* **DATA FOR PROCESSING**:
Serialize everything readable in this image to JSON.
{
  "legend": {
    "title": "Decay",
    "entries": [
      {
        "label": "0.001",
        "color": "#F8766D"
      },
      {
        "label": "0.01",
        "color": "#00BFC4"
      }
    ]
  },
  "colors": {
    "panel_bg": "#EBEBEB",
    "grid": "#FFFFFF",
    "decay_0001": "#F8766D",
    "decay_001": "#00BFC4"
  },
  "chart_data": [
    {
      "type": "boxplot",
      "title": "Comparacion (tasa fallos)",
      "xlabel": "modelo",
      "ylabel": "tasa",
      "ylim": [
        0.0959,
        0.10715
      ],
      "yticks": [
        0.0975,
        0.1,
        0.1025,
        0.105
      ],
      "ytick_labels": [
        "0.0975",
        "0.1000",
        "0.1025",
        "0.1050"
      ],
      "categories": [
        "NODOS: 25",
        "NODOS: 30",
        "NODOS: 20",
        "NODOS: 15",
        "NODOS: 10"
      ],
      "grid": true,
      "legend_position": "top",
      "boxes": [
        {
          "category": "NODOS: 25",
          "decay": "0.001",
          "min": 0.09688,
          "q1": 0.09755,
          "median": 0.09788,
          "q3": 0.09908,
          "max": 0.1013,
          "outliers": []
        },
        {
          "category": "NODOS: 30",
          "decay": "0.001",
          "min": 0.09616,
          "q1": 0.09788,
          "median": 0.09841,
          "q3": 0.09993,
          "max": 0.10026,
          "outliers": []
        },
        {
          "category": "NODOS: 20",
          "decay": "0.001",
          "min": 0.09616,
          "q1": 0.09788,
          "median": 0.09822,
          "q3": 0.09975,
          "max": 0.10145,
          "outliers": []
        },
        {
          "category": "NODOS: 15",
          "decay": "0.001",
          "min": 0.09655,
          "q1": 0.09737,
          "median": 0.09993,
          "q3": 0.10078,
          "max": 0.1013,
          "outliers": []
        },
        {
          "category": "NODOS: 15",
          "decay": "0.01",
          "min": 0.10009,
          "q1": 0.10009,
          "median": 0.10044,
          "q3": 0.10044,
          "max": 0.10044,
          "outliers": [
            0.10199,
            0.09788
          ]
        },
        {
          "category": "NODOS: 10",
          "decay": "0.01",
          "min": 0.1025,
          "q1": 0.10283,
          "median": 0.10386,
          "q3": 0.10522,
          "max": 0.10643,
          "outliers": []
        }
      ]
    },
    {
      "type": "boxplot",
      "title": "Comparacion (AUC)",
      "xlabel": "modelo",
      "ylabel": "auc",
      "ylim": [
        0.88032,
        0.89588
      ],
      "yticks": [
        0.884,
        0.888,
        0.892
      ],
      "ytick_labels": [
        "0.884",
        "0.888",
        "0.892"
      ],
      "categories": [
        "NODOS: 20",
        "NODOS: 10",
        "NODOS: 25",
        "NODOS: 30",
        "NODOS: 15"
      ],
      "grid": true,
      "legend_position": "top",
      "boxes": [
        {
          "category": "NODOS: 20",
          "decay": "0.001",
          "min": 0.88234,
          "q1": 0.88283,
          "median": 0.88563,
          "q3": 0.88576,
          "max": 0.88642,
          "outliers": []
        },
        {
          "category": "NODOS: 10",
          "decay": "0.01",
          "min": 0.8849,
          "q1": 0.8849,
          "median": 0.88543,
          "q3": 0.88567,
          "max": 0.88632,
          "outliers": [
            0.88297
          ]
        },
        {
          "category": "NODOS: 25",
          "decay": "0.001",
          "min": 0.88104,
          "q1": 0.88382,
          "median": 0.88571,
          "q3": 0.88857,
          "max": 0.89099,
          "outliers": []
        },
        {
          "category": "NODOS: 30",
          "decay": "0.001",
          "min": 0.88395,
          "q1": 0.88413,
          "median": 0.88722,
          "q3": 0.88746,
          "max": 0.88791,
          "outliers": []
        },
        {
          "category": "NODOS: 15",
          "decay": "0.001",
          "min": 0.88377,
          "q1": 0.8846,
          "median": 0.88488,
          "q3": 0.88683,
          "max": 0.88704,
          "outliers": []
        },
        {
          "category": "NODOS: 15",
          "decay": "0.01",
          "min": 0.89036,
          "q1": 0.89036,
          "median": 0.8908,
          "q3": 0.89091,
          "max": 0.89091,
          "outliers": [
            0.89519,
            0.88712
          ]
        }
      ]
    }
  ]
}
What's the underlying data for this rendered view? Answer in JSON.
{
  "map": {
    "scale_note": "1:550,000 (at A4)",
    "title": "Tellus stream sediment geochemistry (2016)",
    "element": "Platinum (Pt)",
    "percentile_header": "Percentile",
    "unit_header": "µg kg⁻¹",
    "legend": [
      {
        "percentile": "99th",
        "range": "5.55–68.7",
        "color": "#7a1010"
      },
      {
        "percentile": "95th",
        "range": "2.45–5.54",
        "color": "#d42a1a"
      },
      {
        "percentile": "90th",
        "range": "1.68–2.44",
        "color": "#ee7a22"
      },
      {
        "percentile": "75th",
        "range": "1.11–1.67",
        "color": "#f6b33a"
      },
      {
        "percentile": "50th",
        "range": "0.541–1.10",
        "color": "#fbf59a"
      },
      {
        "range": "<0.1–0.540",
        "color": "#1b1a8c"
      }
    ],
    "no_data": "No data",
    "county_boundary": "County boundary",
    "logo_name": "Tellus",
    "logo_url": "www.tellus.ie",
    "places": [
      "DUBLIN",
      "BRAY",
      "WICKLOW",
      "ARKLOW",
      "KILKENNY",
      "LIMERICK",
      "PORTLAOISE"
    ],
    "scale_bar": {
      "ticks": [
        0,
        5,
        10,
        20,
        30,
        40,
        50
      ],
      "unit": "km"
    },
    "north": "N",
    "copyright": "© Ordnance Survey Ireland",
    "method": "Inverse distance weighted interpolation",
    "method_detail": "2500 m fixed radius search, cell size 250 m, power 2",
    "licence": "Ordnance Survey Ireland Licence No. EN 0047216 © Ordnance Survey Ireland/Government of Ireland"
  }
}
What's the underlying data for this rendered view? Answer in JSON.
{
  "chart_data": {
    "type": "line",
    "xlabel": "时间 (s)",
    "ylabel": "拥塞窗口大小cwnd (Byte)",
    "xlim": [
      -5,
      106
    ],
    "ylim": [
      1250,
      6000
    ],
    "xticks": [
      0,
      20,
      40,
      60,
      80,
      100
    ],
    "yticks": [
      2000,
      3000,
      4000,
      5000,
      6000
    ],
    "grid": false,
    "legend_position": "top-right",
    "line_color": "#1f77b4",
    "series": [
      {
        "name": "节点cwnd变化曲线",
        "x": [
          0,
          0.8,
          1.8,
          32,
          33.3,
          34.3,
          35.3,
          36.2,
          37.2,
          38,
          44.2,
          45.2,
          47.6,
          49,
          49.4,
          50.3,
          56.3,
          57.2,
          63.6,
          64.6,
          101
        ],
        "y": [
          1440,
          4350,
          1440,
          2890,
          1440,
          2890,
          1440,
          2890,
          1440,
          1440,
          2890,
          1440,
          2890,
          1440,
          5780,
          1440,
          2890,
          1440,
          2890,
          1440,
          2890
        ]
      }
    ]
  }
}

* **TO DO**:
Exactly reproduce all of the entries above.

* **RESPONSE TO THE TASK**:
Serialize everything readable in this image to JSON.
{
  "legend": {
    "title": "Decay",
    "entries": [
      {
        "label": "0.001",
        "color": "#F8766D"
      },
      {
        "label": "0.01",
        "color": "#00BFC4"
      }
    ]
  },
  "colors": {
    "panel_bg": "#EBEBEB",
    "grid": "#FFFFFF",
    "decay_0001": "#F8766D",
    "decay_001": "#00BFC4"
  },
  "chart_data": [
    {
      "type": "boxplot",
      "title": "Comparacion (tasa fallos)",
      "xlabel": "modelo",
      "ylabel": "tasa",
      "ylim": [
        0.0959,
        0.10715
      ],
      "yticks": [
        0.0975,
        0.1,
        0.1025,
        0.105
      ],
      "ytick_labels": [
        "0.0975",
        "0.1000",
        "0.1025",
        "0.1050"
      ],
      "categories": [
        "NODOS: 25",
        "NODOS: 30",
        "NODOS: 20",
        "NODOS: 15",
        "NODOS: 10"
      ],
      "grid": true,
      "legend_position": "top",
      "boxes": [
        {
          "category": "NODOS: 25",
          "decay": "0.001",
          "min": 0.09688,
          "q1": 0.09755,
          "median": 0.09788,
          "q3": 0.09908,
          "max": 0.1013,
          "outliers": []
        },
        {
          "category": "NODOS: 30",
          "decay": "0.001",
          "min": 0.09616,
          "q1": 0.09788,
          "median": 0.09841,
          "q3": 0.09993,
          "max": 0.10026,
          "outliers": []
        },
        {
          "category": "NODOS: 20",
          "decay": "0.001",
          "min": 0.09616,
          "q1": 0.09788,
          "median": 0.09822,
          "q3": 0.09975,
          "max": 0.10145,
          "outliers": []
        },
        {
          "category": "NODOS: 15",
          "decay": "0.001",
          "min": 0.09655,
          "q1": 0.09737,
          "median": 0.09993,
          "q3": 0.10078,
          "max": 0.1013,
          "outliers": []
        },
        {
          "category": "NODOS: 15",
          "decay": "0.01",
          "min": 0.10009,
          "q1": 0.10009,
          "median": 0.10044,
          "q3": 0.10044,
          "max": 0.10044,
          "outliers": [
            0.10199,
            0.09788
          ]
        },
        {
          "category": "NODOS: 10",
          "decay": "0.01",
          "min": 0.1025,
          "q1": 0.10283,
          "median": 0.10386,
          "q3": 0.10522,
          "max": 0.10643,
          "outliers": []
        }
      ]
    },
    {
      "type": "boxplot",
      "title": "Comparacion (AUC)",
      "xlabel": "modelo",
      "ylabel": "auc",
      "ylim": [
        0.88032,
        0.89588
      ],
      "yticks": [
        0.884,
        0.888,
        0.892
      ],
      "ytick_labels": [
        "0.884",
        "0.888",
        "0.892"
      ],
      "categories": [
        "NODOS: 20",
        "NODOS: 10",
        "NODOS: 25",
        "NODOS: 30",
        "NODOS: 15"
      ],
      "grid": true,
      "legend_position": "top",
      "boxes": [
        {
          "category": "NODOS: 20",
          "decay": "0.001",
          "min": 0.88234,
          "q1": 0.88283,
          "median": 0.88563,
          "q3": 0.88576,
          "max": 0.88642,
          "outliers": []
        },
        {
          "category": "NODOS: 10",
          "decay": "0.01",
          "min": 0.8849,
          "q1": 0.8849,
          "median": 0.88543,
          "q3": 0.88567,
          "max": 0.88632,
          "outliers": [
            0.88297
          ]
        },
        {
          "category": "NODOS: 25",
          "decay": "0.001",
          "min": 0.88104,
          "q1": 0.88382,
          "median": 0.88571,
          "q3": 0.88857,
          "max": 0.89099,
          "outliers": []
        },
        {
          "category": "NODOS: 30",
          "decay": "0.001",
          "min": 0.88395,
          "q1": 0.88413,
          "median": 0.88722,
          "q3": 0.88746,
          "max": 0.88791,
          "outliers": []
        },
        {
          "category": "NODOS: 15",
          "decay": "0.001",
          "min": 0.88377,
          "q1": 0.8846,
          "median": 0.88488,
          "q3": 0.88683,
          "max": 0.88704,
          "outliers": []
        },
        {
          "category": "NODOS: 15",
          "decay": "0.01",
          "min": 0.89036,
          "q1": 0.89036,
          "median": 0.8908,
          "q3": 0.89091,
          "max": 0.89091,
          "outliers": [
            0.89519,
            0.88712
          ]
        }
      ]
    }
  ]
}
What's the underlying data for this rendered view? Answer in JSON.
{
  "map": {
    "scale_note": "1:550,000 (at A4)",
    "title": "Tellus stream sediment geochemistry (2016)",
    "element": "Platinum (Pt)",
    "percentile_header": "Percentile",
    "unit_header": "µg kg⁻¹",
    "legend": [
      {
        "percentile": "99th",
        "range": "5.55–68.7",
        "color": "#7a1010"
      },
      {
        "percentile": "95th",
        "range": "2.45–5.54",
        "color": "#d42a1a"
      },
      {
        "percentile": "90th",
        "range": "1.68–2.44",
        "color": "#ee7a22"
      },
      {
        "percentile": "75th",
        "range": "1.11–1.67",
        "color": "#f6b33a"
      },
      {
        "percentile": "50th",
        "range": "0.541–1.10",
        "color": "#fbf59a"
      },
      {
        "range": "<0.1–0.540",
        "color": "#1b1a8c"
      }
    ],
    "no_data": "No data",
    "county_boundary": "County boundary",
    "logo_name": "Tellus",
    "logo_url": "www.tellus.ie",
    "places": [
      "DUBLIN",
      "BRAY",
      "WICKLOW",
      "ARKLOW",
      "KILKENNY",
      "LIMERICK",
      "PORTLAOISE"
    ],
    "scale_bar": {
      "ticks": [
        0,
        5,
        10,
        20,
        30,
        40,
        50
      ],
      "unit": "km"
    },
    "north": "N",
    "copyright": "© Ordnance Survey Ireland",
    "method": "Inverse distance weighted interpolation",
    "method_detail": "2500 m fixed radius search, cell size 250 m, power 2",
    "licence": "Ordnance Survey Ireland Licence No. EN 0047216 © Ordnance Survey Ireland/Government of Ireland"
  }
}
What's the underlying data for this rendered view? Answer in JSON.
{
  "chart_data": {
    "type": "line",
    "xlabel": "时间 (s)",
    "ylabel": "拥塞窗口大小cwnd (Byte)",
    "xlim": [
      -5,
      106
    ],
    "ylim": [
      1250,
      6000
    ],
    "xticks": [
      0,
      20,
      40,
      60,
      80,
      100
    ],
    "yticks": [
      2000,
      3000,
      4000,
      5000,
      6000
    ],
    "grid": false,
    "legend_position": "top-right",
    "line_color": "#1f77b4",
    "series": [
      {
        "name": "节点cwnd变化曲线",
        "x": [
          0,
          0.8,
          1.8,
          32,
          33.3,
          34.3,
          35.3,
          36.2,
          37.2,
          38,
          44.2,
          45.2,
          47.6,
          49,
          49.4,
          50.3,
          56.3,
          57.2,
          63.6,
          64.6,
          101
        ],
        "y": [
          1440,
          4350,
          1440,
          2890,
          1440,
          2890,
          1440,
          2890,
          1440,
          1440,
          2890,
          1440,
          2890,
          1440,
          5780,
          1440,
          2890,
          1440,
          2890,
          1440,
          2890
        ]
      }
    ]
  }
}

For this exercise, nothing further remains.